(Stored records)
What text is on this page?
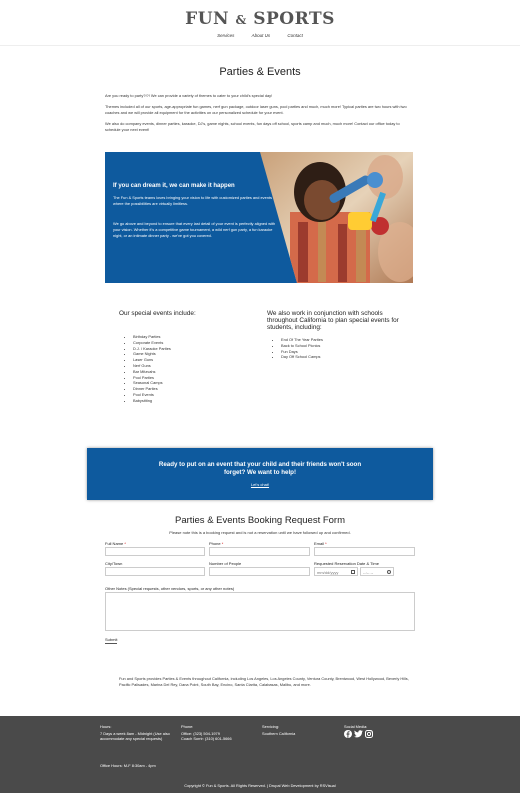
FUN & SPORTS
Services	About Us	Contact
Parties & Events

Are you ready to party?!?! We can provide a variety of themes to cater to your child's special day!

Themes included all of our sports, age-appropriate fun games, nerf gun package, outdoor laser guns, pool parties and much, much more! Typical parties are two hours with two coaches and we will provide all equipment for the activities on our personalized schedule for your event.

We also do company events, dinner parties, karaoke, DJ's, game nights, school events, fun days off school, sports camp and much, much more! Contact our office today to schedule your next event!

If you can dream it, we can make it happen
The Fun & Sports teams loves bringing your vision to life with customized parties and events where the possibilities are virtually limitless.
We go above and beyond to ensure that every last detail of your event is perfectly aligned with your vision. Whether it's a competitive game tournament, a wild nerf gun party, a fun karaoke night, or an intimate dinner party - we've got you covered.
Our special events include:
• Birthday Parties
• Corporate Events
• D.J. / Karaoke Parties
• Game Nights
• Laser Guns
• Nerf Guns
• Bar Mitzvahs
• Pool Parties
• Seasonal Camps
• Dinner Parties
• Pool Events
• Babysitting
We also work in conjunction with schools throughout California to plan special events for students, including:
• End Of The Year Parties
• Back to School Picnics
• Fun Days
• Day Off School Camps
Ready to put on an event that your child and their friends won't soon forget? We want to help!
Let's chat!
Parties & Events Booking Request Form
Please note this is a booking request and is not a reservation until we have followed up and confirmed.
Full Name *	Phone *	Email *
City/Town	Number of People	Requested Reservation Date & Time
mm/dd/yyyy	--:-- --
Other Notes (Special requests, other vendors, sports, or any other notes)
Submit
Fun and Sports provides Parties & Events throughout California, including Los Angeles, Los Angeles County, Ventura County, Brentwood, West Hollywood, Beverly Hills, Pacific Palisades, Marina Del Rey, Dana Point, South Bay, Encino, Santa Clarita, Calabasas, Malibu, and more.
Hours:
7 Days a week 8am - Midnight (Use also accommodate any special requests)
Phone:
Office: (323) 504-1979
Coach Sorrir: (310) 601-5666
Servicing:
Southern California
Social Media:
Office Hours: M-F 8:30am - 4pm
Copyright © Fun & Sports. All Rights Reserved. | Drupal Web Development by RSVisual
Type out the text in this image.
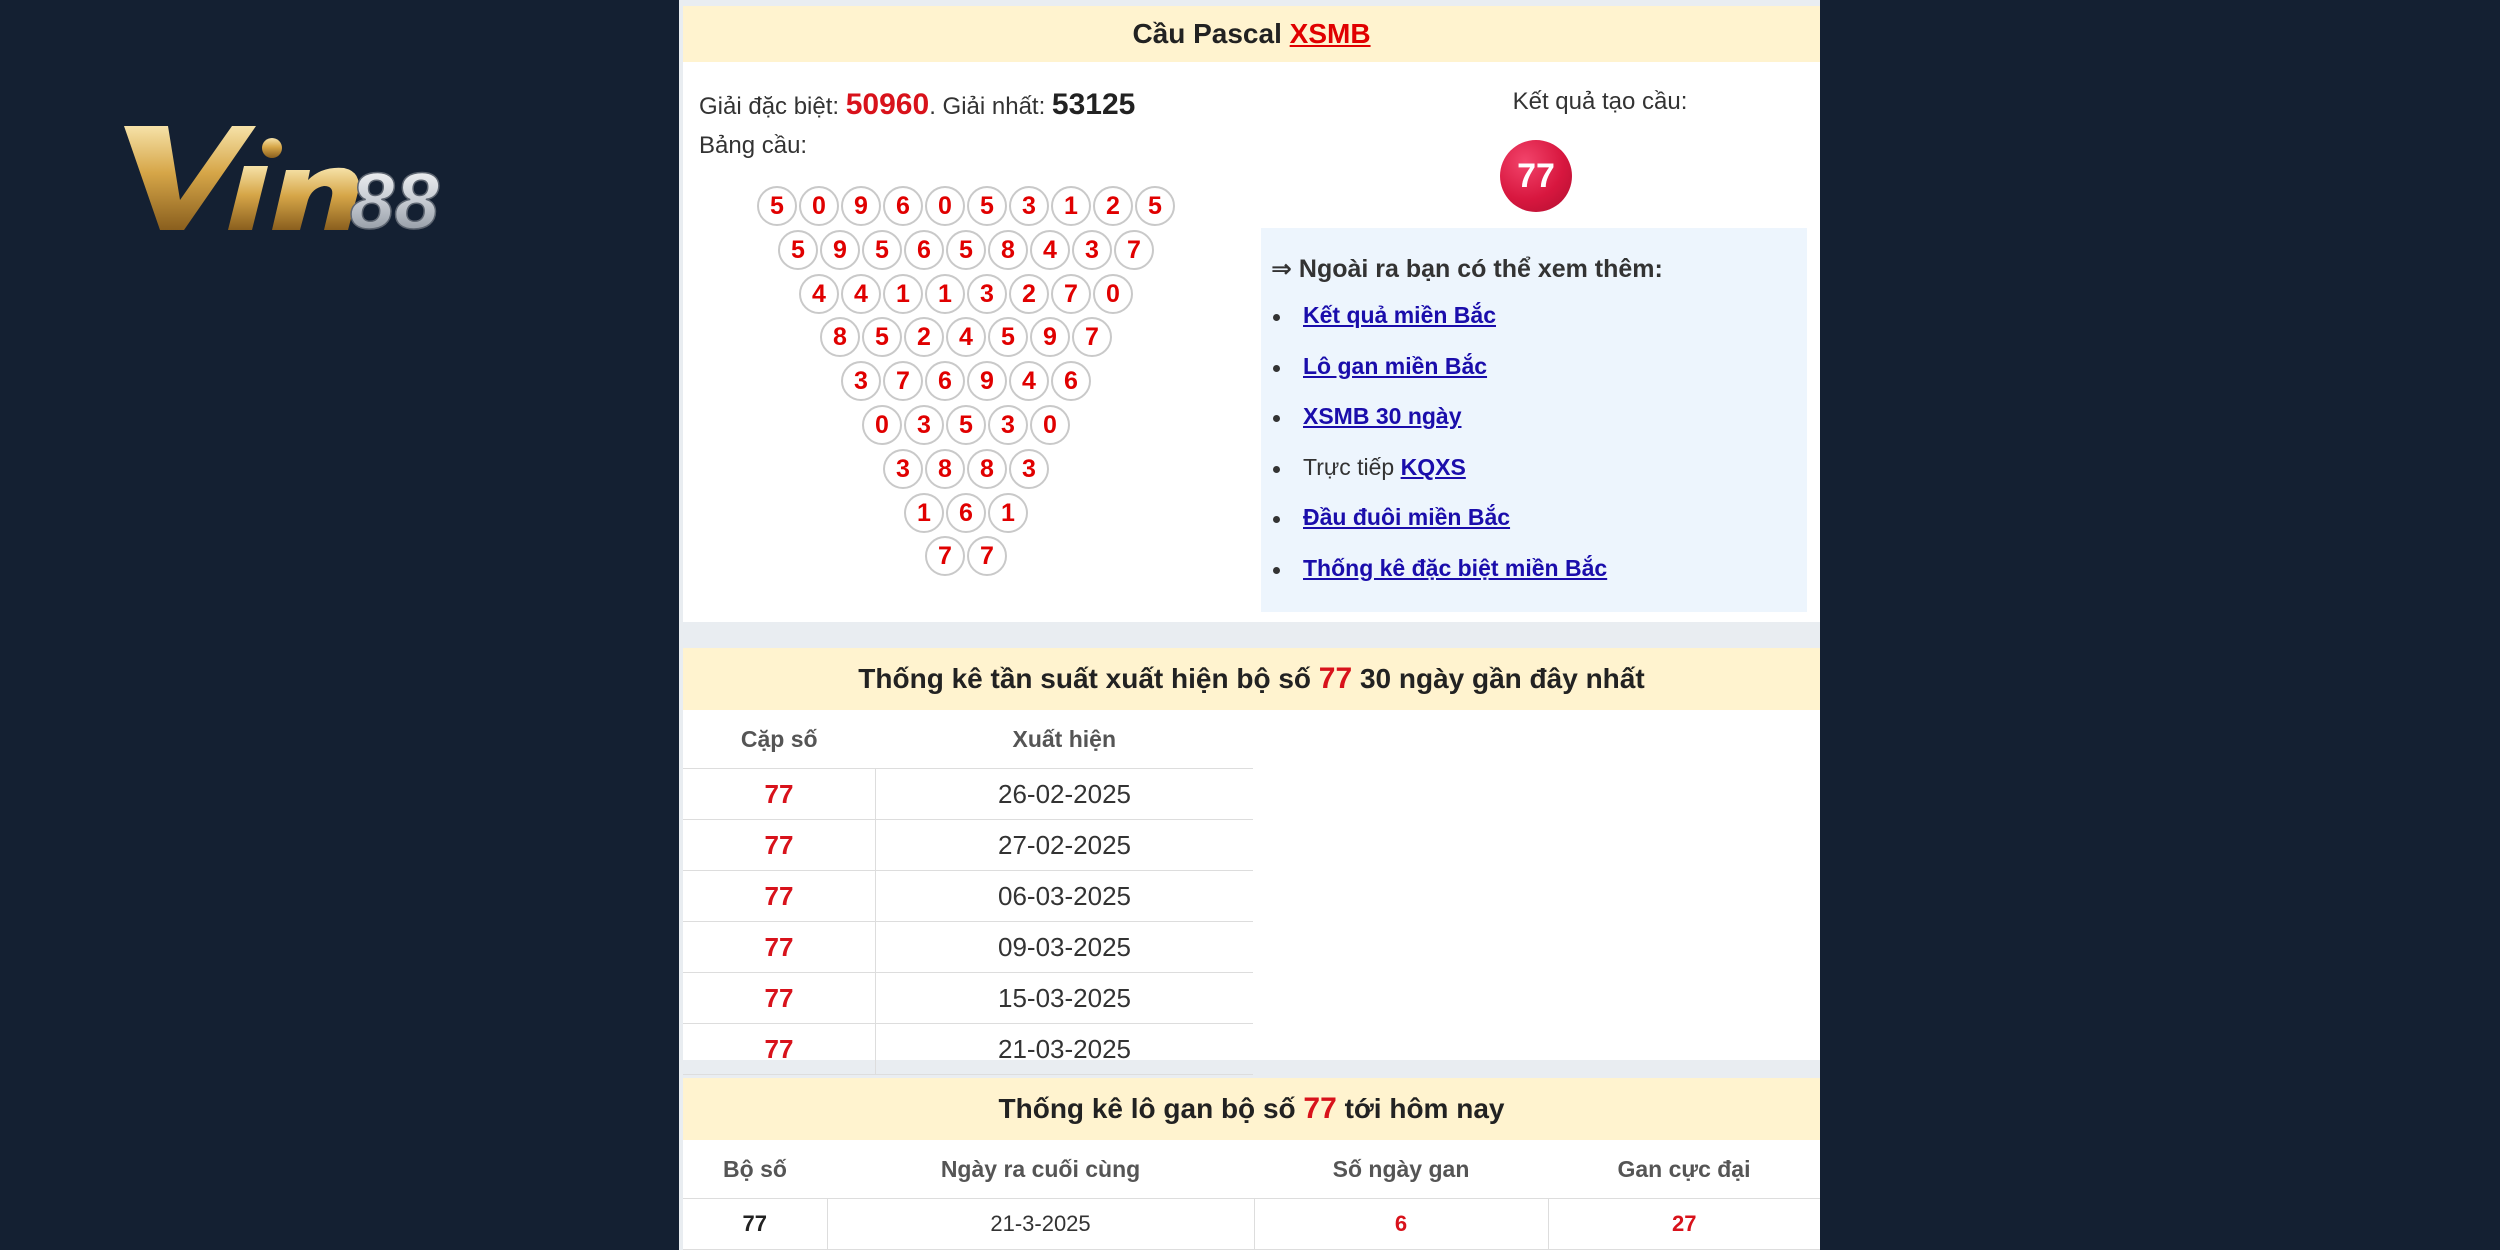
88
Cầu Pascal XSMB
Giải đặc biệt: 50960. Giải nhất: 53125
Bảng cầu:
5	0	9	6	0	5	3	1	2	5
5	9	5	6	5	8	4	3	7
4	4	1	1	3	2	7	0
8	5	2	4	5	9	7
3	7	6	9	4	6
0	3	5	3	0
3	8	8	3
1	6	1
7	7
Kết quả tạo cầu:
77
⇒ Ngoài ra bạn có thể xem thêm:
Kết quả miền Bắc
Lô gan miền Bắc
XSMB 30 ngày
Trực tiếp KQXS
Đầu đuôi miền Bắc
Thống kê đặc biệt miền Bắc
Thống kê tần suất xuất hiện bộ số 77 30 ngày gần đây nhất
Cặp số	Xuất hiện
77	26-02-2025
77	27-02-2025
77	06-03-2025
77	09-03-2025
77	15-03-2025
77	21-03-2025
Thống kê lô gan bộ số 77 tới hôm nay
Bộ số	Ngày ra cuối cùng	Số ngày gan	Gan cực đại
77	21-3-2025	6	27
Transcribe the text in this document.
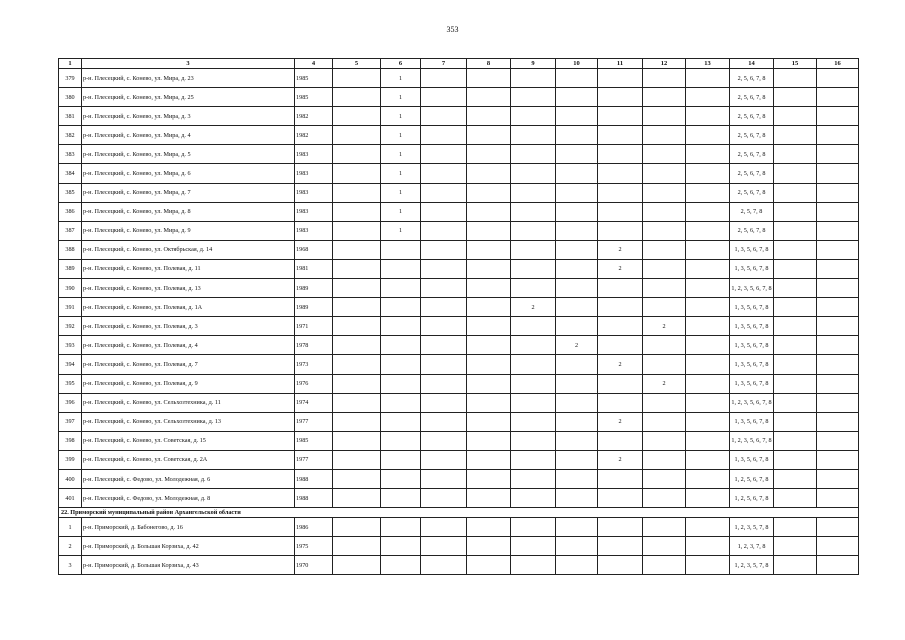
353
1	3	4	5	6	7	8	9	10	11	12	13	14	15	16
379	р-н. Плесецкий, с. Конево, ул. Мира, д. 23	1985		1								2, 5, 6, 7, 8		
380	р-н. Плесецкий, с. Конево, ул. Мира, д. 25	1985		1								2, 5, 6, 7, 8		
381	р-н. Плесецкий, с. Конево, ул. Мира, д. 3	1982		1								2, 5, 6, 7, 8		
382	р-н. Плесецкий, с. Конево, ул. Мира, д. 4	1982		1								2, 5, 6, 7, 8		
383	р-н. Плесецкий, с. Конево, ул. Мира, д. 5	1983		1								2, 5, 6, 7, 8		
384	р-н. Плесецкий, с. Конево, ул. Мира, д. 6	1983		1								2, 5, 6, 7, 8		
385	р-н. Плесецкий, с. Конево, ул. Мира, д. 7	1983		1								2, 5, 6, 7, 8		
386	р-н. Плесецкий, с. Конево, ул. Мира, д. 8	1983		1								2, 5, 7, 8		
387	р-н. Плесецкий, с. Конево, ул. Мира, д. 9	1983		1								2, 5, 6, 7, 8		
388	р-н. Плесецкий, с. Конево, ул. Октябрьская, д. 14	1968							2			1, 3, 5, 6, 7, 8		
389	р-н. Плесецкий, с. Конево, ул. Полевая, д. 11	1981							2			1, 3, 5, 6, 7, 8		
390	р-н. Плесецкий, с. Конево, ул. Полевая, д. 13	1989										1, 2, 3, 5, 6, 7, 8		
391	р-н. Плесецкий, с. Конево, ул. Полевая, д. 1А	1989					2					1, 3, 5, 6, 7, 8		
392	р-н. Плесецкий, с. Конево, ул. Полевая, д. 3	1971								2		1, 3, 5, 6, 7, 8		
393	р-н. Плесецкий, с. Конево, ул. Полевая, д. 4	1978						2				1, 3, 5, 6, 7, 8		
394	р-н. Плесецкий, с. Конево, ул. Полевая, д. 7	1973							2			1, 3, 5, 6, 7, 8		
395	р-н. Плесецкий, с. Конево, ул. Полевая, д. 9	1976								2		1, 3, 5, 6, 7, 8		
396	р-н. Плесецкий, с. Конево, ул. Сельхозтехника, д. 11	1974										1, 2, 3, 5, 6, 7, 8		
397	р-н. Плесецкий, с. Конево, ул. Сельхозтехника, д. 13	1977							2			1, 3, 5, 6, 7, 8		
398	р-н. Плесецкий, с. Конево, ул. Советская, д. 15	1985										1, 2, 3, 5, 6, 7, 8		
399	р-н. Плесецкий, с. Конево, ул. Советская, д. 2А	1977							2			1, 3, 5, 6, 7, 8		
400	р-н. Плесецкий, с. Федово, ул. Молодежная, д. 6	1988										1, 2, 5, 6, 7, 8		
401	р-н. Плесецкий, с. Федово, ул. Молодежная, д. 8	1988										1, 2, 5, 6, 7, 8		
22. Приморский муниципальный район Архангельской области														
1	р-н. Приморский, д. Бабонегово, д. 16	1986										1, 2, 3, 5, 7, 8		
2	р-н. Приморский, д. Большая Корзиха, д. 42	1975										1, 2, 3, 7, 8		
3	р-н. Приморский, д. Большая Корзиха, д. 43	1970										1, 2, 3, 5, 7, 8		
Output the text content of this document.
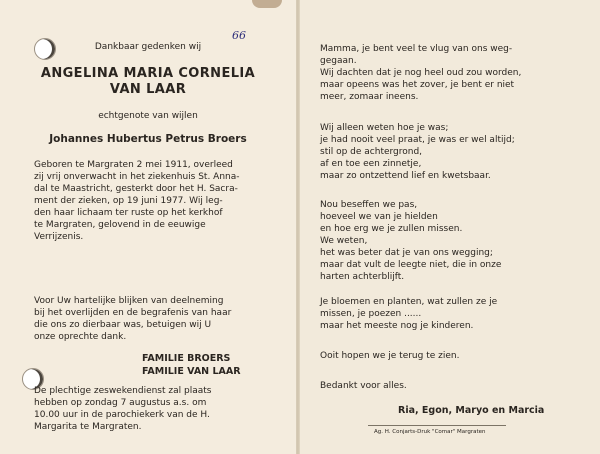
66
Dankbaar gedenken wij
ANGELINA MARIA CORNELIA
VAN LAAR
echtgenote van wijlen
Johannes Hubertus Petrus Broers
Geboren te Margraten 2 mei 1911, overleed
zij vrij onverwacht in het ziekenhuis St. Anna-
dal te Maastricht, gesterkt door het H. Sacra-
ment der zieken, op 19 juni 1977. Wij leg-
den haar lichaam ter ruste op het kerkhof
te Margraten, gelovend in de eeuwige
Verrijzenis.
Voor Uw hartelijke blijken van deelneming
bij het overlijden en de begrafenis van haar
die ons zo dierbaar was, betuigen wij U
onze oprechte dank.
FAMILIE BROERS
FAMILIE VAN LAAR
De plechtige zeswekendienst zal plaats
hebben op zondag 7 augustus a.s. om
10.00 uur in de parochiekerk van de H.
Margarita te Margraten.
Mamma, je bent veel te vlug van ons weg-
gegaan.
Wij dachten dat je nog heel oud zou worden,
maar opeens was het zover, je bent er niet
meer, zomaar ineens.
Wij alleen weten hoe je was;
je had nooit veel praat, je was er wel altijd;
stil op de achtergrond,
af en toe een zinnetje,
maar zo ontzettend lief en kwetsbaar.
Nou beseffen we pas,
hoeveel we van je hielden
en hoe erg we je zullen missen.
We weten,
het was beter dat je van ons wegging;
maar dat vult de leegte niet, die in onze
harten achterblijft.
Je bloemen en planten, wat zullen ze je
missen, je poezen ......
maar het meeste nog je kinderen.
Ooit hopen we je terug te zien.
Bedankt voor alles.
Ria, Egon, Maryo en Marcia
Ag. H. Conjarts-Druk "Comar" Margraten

### WHAT YOU HAVE TO DO
Compute how many lines include the string "Федово", then give that number by itself.

### EXERCISE RESPONSE
2